- _Dataset rows_:
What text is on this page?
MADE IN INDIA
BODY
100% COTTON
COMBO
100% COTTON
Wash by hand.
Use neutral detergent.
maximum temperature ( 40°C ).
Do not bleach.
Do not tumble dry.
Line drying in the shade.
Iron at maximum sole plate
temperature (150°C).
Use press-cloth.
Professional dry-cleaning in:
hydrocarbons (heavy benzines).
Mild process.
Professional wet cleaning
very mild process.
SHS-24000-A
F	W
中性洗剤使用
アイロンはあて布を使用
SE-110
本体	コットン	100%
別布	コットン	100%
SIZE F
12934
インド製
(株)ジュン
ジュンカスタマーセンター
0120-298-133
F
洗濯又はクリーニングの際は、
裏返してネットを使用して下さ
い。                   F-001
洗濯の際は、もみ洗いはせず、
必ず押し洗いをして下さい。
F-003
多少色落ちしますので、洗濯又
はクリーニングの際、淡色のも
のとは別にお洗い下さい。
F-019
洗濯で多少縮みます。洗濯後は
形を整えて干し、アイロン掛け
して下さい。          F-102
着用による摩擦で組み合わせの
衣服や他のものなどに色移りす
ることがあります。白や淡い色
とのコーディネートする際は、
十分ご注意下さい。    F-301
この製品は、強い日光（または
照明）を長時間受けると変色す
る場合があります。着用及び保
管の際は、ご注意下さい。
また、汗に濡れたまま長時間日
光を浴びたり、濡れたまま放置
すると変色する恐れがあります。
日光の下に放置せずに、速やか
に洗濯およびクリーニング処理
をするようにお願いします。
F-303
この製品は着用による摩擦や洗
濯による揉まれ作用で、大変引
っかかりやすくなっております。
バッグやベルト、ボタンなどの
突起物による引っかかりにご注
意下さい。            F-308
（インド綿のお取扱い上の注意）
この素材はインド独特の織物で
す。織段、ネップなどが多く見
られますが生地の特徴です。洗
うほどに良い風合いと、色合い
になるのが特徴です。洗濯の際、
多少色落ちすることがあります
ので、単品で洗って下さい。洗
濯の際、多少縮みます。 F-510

- _Work instructions_: In full and verbatim, repeat the records given above.

- _Solution below_:
What text is on this page?
MADE IN INDIA
BODY
100% COTTON
COMBO
100% COTTON
Wash by hand.
Use neutral detergent.
maximum temperature ( 40°C ).
Do not bleach.
Do not tumble dry.
Line drying in the shade.
Iron at maximum sole plate
temperature (150°C).
Use press-cloth.
Professional dry-cleaning in:
hydrocarbons (heavy benzines).
Mild process.
Professional wet cleaning
very mild process.
SHS-24000-A
F	W
中性洗剤使用
アイロンはあて布を使用
SE-110
本体	コットン	100%
別布	コットン	100%
SIZE F
12934
インド製
(株)ジュン
ジュンカスタマーセンター
0120-298-133
F
洗濯又はクリーニングの際は、
裏返してネットを使用して下さ
い。                   F-001
洗濯の際は、もみ洗いはせず、
必ず押し洗いをして下さい。
F-003
多少色落ちしますので、洗濯又
はクリーニングの際、淡色のも
のとは別にお洗い下さい。
F-019
洗濯で多少縮みます。洗濯後は
形を整えて干し、アイロン掛け
して下さい。          F-102
着用による摩擦で組み合わせの
衣服や他のものなどに色移りす
ることがあります。白や淡い色
とのコーディネートする際は、
十分ご注意下さい。    F-301
この製品は、強い日光（または
照明）を長時間受けると変色す
る場合があります。着用及び保
管の際は、ご注意下さい。
また、汗に濡れたまま長時間日
光を浴びたり、濡れたまま放置
すると変色する恐れがあります。
日光の下に放置せずに、速やか
に洗濯およびクリーニング処理
をするようにお願いします。
F-303
この製品は着用による摩擦や洗
濯による揉まれ作用で、大変引
っかかりやすくなっております。
バッグやベルト、ボタンなどの
突起物による引っかかりにご注
意下さい。            F-308
（インド綿のお取扱い上の注意）
この素材はインド独特の織物で
す。織段、ネップなどが多く見
られますが生地の特徴です。洗
うほどに良い風合いと、色合い
になるのが特徴です。洗濯の際、
多少色落ちすることがあります
ので、単品で洗って下さい。洗
濯の際、多少縮みます。 F-510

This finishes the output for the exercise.